> [Records shown]

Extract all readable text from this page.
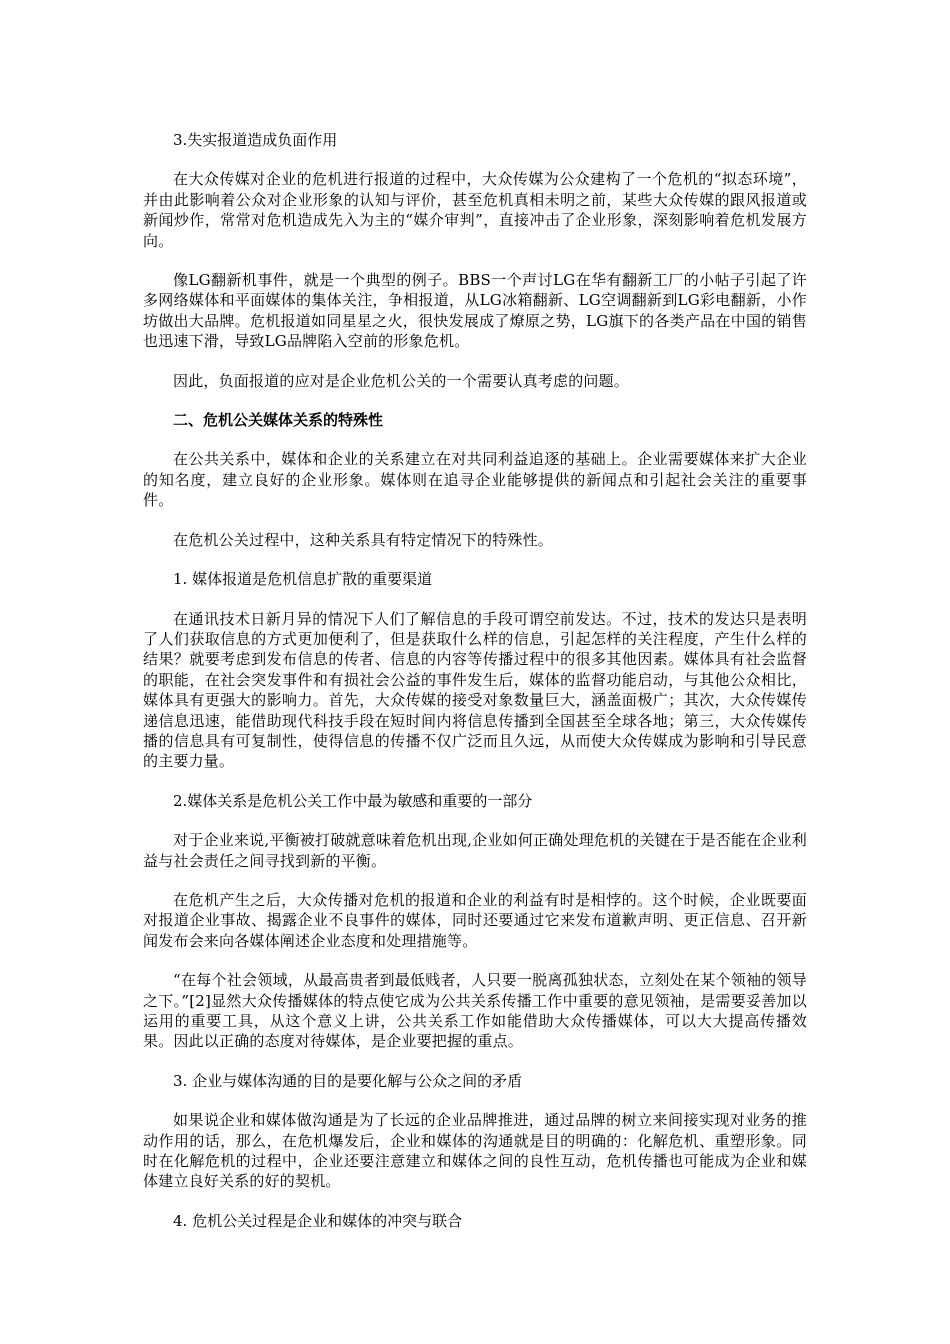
3.失实报道造成负面作用

在大众传媒对企业的危机进行报道的过程中，大众传媒为公众建构了一个危机的“拟态环境”，并由此影响着公众对企业形象的认知与评价，甚至危机真相未明之前，某些大众传媒的跟风报道或新闻炒作，常常对危机造成先入为主的“媒介审判”，直接冲击了企业形象，深刻影响着危机发展方向。

像LG翻新机事件，就是一个典型的例子。BBS一个声讨LG在华有翻新工厂的小帖子引起了许多网络媒体和平面媒体的集体关注，争相报道，从LG冰箱翻新、LG空调翻新到LG彩电翻新，小作坊做出大品牌。危机报道如同星星之火，很快发展成了燎原之势，LG旗下的各类产品在中国的销售也迅速下滑，导致LG品牌陷入空前的形象危机。

因此，负面报道的应对是企业危机公关的一个需要认真考虑的问题。

二、危机公关媒体关系的特殊性

在公共关系中，媒体和企业的关系建立在对共同利益追逐的基础上。企业需要媒体来扩大企业的知名度，建立良好的企业形象。媒体则在追寻企业能够提供的新闻点和引起社会关注的重要事件。

在危机公关过程中，这种关系具有特定情况下的特殊性。

1. 媒体报道是危机信息扩散的重要渠道

在通讯技术日新月异的情况下人们了解信息的手段可谓空前发达。不过，技术的发达只是表明了人们获取信息的方式更加便利了，但是获取什么样的信息，引起怎样的关注程度，产生什么样的结果？就要考虑到发布信息的传者、信息的内容等传播过程中的很多其他因素。媒体具有社会监督的职能，在社会突发事件和有损社会公益的事件发生后，媒体的监督功能启动，与其他公众相比，媒体具有更强大的影响力。首先，大众传媒的接受对象数量巨大，涵盖面极广；其次，大众传媒传递信息迅速，能借助现代科技手段在短时间内将信息传播到全国甚至全球各地；第三，大众传媒传播的信息具有可复制性，使得信息的传播不仅广泛而且久远，从而使大众传媒成为影响和引导民意的主要力量。

2.媒体关系是危机公关工作中最为敏感和重要的一部分

对于企业来说,平衡被打破就意味着危机出现,企业如何正确处理危机的关键在于是否能在企业利益与社会责任之间寻找到新的平衡。

在危机产生之后，大众传播对危机的报道和企业的利益有时是相悖的。这个时候，企业既要面对报道企业事故、揭露企业不良事件的媒体，同时还要通过它来发布道歉声明、更正信息、召开新闻发布会来向各媒体阐述企业态度和处理措施等。

“在每个社会领域，从最高贵者到最低贱者，人只要一脱离孤独状态，立刻处在某个领袖的领导之下。”[2]显然大众传播媒体的特点使它成为公共关系传播工作中重要的意见领袖，是需要妥善加以运用的重要工具，从这个意义上讲，公共关系工作如能借助大众传播媒体，可以大大提高传播效果。因此以正确的态度对待媒体，是企业要把握的重点。

3. 企业与媒体沟通的目的是要化解与公众之间的矛盾

如果说企业和媒体做沟通是为了长远的企业品牌推进，通过品牌的树立来间接实现对业务的推动作用的话，那么，在危机爆发后，企业和媒体的沟通就是目的明确的：化解危机、重塑形象。同时在化解危机的过程中，企业还要注意建立和媒体之间的良性互动，危机传播也可能成为企业和媒体建立良好关系的好的契机。

4. 危机公关过程是企业和媒体的冲突与联合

> [Work required] Without the pictures, repeat all the records word for word.

> [Result for this exercise]
Extract all readable text from this page.
3.失实报道造成负面作用

在大众传媒对企业的危机进行报道的过程中，大众传媒为公众建构了一个危机的“拟态环境”，并由此影响着公众对企业形象的认知与评价，甚至危机真相未明之前，某些大众传媒的跟风报道或新闻炒作，常常对危机造成先入为主的“媒介审判”，直接冲击了企业形象，深刻影响着危机发展方向。

像LG翻新机事件，就是一个典型的例子。BBS一个声讨LG在华有翻新工厂的小帖子引起了许多网络媒体和平面媒体的集体关注，争相报道，从LG冰箱翻新、LG空调翻新到LG彩电翻新，小作坊做出大品牌。危机报道如同星星之火，很快发展成了燎原之势，LG旗下的各类产品在中国的销售也迅速下滑，导致LG品牌陷入空前的形象危机。

因此，负面报道的应对是企业危机公关的一个需要认真考虑的问题。

二、危机公关媒体关系的特殊性

在公共关系中，媒体和企业的关系建立在对共同利益追逐的基础上。企业需要媒体来扩大企业的知名度，建立良好的企业形象。媒体则在追寻企业能够提供的新闻点和引起社会关注的重要事件。

在危机公关过程中，这种关系具有特定情况下的特殊性。

1. 媒体报道是危机信息扩散的重要渠道

在通讯技术日新月异的情况下人们了解信息的手段可谓空前发达。不过，技术的发达只是表明了人们获取信息的方式更加便利了，但是获取什么样的信息，引起怎样的关注程度，产生什么样的结果？就要考虑到发布信息的传者、信息的内容等传播过程中的很多其他因素。媒体具有社会监督的职能，在社会突发事件和有损社会公益的事件发生后，媒体的监督功能启动，与其他公众相比，媒体具有更强大的影响力。首先，大众传媒的接受对象数量巨大，涵盖面极广；其次，大众传媒传递信息迅速，能借助现代科技手段在短时间内将信息传播到全国甚至全球各地；第三，大众传媒传播的信息具有可复制性，使得信息的传播不仅广泛而且久远，从而使大众传媒成为影响和引导民意的主要力量。

2.媒体关系是危机公关工作中最为敏感和重要的一部分

对于企业来说,平衡被打破就意味着危机出现,企业如何正确处理危机的关键在于是否能在企业利益与社会责任之间寻找到新的平衡。

在危机产生之后，大众传播对危机的报道和企业的利益有时是相悖的。这个时候，企业既要面对报道企业事故、揭露企业不良事件的媒体，同时还要通过它来发布道歉声明、更正信息、召开新闻发布会来向各媒体阐述企业态度和处理措施等。

“在每个社会领域，从最高贵者到最低贱者，人只要一脱离孤独状态，立刻处在某个领袖的领导之下。”[2]显然大众传播媒体的特点使它成为公共关系传播工作中重要的意见领袖，是需要妥善加以运用的重要工具，从这个意义上讲，公共关系工作如能借助大众传播媒体，可以大大提高传播效果。因此以正确的态度对待媒体，是企业要把握的重点。

3. 企业与媒体沟通的目的是要化解与公众之间的矛盾

如果说企业和媒体做沟通是为了长远的企业品牌推进，通过品牌的树立来间接实现对业务的推动作用的话，那么，在危机爆发后，企业和媒体的沟通就是目的明确的：化解危机、重塑形象。同时在化解危机的过程中，企业还要注意建立和媒体之间的良性互动，危机传播也可能成为企业和媒体建立良好关系的好的契机。

4. 危机公关过程是企业和媒体的冲突与联合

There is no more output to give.